/---

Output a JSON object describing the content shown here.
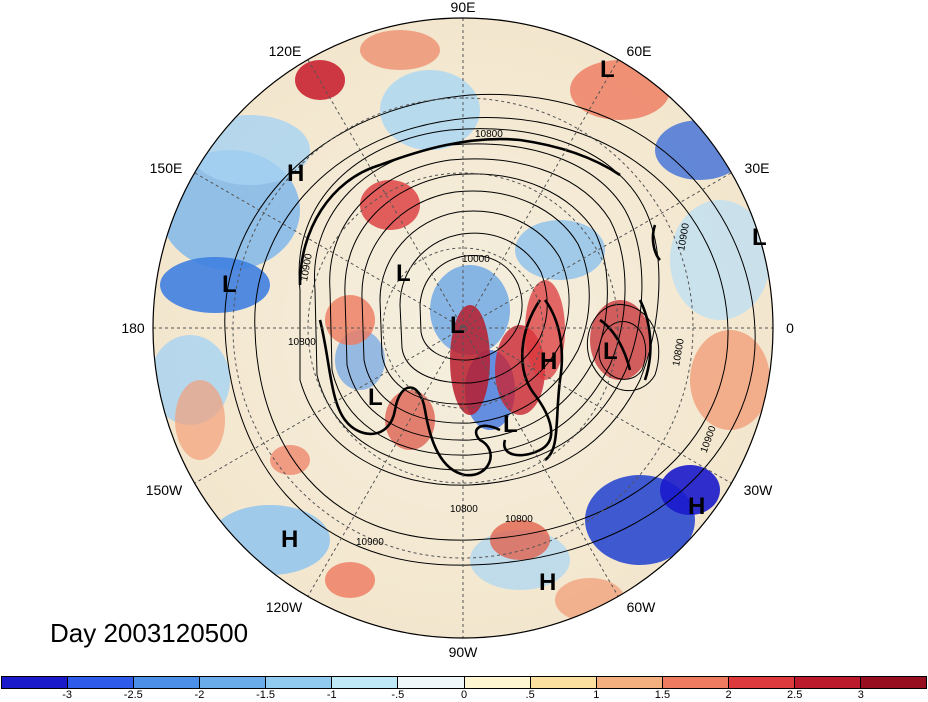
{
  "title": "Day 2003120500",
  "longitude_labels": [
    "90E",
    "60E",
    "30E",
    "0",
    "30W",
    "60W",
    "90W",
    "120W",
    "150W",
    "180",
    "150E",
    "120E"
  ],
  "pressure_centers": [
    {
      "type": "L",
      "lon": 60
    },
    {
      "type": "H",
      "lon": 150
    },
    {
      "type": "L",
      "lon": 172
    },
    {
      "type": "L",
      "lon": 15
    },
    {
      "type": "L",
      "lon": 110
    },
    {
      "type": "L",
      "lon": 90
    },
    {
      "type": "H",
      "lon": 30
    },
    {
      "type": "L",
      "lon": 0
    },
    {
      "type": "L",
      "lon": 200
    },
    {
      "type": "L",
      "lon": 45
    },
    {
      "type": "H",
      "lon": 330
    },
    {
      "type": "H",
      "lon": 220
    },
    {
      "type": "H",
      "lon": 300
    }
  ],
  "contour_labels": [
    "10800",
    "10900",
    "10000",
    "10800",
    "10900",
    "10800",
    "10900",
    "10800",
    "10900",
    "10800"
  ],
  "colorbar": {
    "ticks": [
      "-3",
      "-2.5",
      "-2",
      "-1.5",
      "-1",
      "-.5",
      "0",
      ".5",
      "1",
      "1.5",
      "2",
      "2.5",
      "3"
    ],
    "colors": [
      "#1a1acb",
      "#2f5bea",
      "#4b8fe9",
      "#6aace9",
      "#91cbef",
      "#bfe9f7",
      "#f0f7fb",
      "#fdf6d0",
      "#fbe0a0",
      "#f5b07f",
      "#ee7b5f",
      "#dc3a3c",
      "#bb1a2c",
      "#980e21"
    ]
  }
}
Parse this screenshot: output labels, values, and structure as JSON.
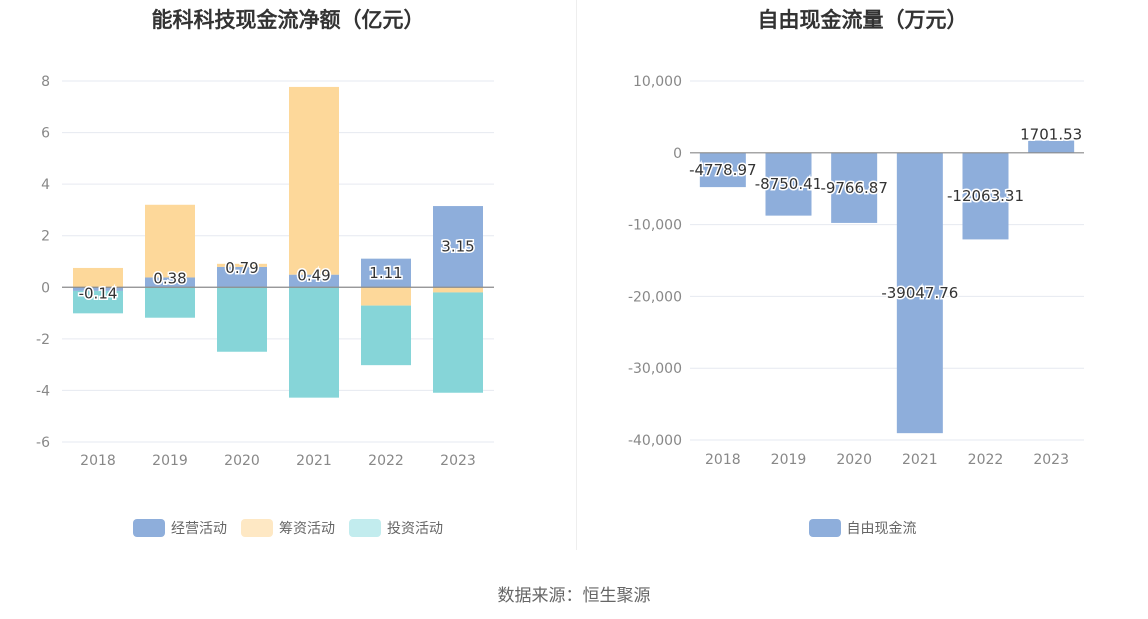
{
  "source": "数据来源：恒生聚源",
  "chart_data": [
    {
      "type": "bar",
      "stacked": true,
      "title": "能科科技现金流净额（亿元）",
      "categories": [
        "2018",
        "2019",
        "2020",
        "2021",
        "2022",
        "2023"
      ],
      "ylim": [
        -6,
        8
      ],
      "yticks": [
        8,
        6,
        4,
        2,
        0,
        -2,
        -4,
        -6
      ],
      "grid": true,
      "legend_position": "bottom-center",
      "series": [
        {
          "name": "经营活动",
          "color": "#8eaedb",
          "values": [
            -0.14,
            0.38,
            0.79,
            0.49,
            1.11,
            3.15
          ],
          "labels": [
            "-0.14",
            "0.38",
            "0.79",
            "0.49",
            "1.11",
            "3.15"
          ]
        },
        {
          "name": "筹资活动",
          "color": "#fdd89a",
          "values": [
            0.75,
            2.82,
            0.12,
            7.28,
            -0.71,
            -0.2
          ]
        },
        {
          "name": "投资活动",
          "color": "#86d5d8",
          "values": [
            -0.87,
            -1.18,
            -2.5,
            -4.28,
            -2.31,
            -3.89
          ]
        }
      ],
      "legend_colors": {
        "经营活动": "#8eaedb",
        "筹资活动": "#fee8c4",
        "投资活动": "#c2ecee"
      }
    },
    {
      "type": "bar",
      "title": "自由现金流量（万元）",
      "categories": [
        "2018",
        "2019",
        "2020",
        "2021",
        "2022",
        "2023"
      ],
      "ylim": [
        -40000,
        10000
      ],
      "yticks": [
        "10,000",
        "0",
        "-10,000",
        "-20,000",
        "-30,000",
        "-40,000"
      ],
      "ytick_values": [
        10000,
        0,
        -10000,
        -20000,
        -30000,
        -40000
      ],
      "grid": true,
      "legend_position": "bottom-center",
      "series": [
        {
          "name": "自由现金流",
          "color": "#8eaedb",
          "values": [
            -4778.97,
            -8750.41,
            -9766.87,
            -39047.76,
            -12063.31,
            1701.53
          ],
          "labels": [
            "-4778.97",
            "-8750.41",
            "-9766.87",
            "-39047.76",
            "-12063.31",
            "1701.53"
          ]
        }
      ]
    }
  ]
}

\---

PROMPT:
Copy the listing exactly. Any image in it stays out of the copy.

THE ANSWER:
Output a JSON object describing the content shown here.
{
  "title": "Day 2003120500",
  "longitude_labels": [
    "90E",
    "60E",
    "30E",
    "0",
    "30W",
    "60W",
    "90W",
    "120W",
    "150W",
    "180",
    "150E",
    "120E"
  ],
  "pressure_centers": [
    {
      "type": "L",
      "lon": 60
    },
    {
      "type": "H",
      "lon": 150
    },
    {
      "type": "L",
      "lon": 172
    },
    {
      "type": "L",
      "lon": 15
    },
    {
      "type": "L",
      "lon": 110
    },
    {
      "type": "L",
      "lon": 90
    },
    {
      "type": "H",
      "lon": 30
    },
    {
      "type": "L",
      "lon": 0
    },
    {
      "type": "L",
      "lon": 200
    },
    {
      "type": "L",
      "lon": 45
    },
    {
      "type": "H",
      "lon": 330
    },
    {
      "type": "H",
      "lon": 220
    },
    {
      "type": "H",
      "lon": 300
    }
  ],
  "contour_labels": [
    "10800",
    "10900",
    "10000",
    "10800",
    "10900",
    "10800",
    "10900",
    "10800",
    "10900",
    "10800"
  ],
  "colorbar": {
    "ticks": [
      "-3",
      "-2.5",
      "-2",
      "-1.5",
      "-1",
      "-.5",
      "0",
      ".5",
      "1",
      "1.5",
      "2",
      "2.5",
      "3"
    ],
    "colors": [
      "#1a1acb",
      "#2f5bea",
      "#4b8fe9",
      "#6aace9",
      "#91cbef",
      "#bfe9f7",
      "#f0f7fb",
      "#fdf6d0",
      "#fbe0a0",
      "#f5b07f",
      "#ee7b5f",
      "#dc3a3c",
      "#bb1a2c",
      "#980e21"
    ]
  }
}
Parse this screenshot: output labels, values, and structure as JSON.
{
  "source": "数据来源：恒生聚源",
  "chart_data": [
    {
      "type": "bar",
      "stacked": true,
      "title": "能科科技现金流净额（亿元）",
      "categories": [
        "2018",
        "2019",
        "2020",
        "2021",
        "2022",
        "2023"
      ],
      "ylim": [
        -6,
        8
      ],
      "yticks": [
        8,
        6,
        4,
        2,
        0,
        -2,
        -4,
        -6
      ],
      "grid": true,
      "legend_position": "bottom-center",
      "series": [
        {
          "name": "经营活动",
          "color": "#8eaedb",
          "values": [
            -0.14,
            0.38,
            0.79,
            0.49,
            1.11,
            3.15
          ],
          "labels": [
            "-0.14",
            "0.38",
            "0.79",
            "0.49",
            "1.11",
            "3.15"
          ]
        },
        {
          "name": "筹资活动",
          "color": "#fdd89a",
          "values": [
            0.75,
            2.82,
            0.12,
            7.28,
            -0.71,
            -0.2
          ]
        },
        {
          "name": "投资活动",
          "color": "#86d5d8",
          "values": [
            -0.87,
            -1.18,
            -2.5,
            -4.28,
            -2.31,
            -3.89
          ]
        }
      ],
      "legend_colors": {
        "经营活动": "#8eaedb",
        "筹资活动": "#fee8c4",
        "投资活动": "#c2ecee"
      }
    },
    {
      "type": "bar",
      "title": "自由现金流量（万元）",
      "categories": [
        "2018",
        "2019",
        "2020",
        "2021",
        "2022",
        "2023"
      ],
      "ylim": [
        -40000,
        10000
      ],
      "yticks": [
        "10,000",
        "0",
        "-10,000",
        "-20,000",
        "-30,000",
        "-40,000"
      ],
      "ytick_values": [
        10000,
        0,
        -10000,
        -20000,
        -30000,
        -40000
      ],
      "grid": true,
      "legend_position": "bottom-center",
      "series": [
        {
          "name": "自由现金流",
          "color": "#8eaedb",
          "values": [
            -4778.97,
            -8750.41,
            -9766.87,
            -39047.76,
            -12063.31,
            1701.53
          ],
          "labels": [
            "-4778.97",
            "-8750.41",
            "-9766.87",
            "-39047.76",
            "-12063.31",
            "1701.53"
          ]
        }
      ]
    }
  ]
}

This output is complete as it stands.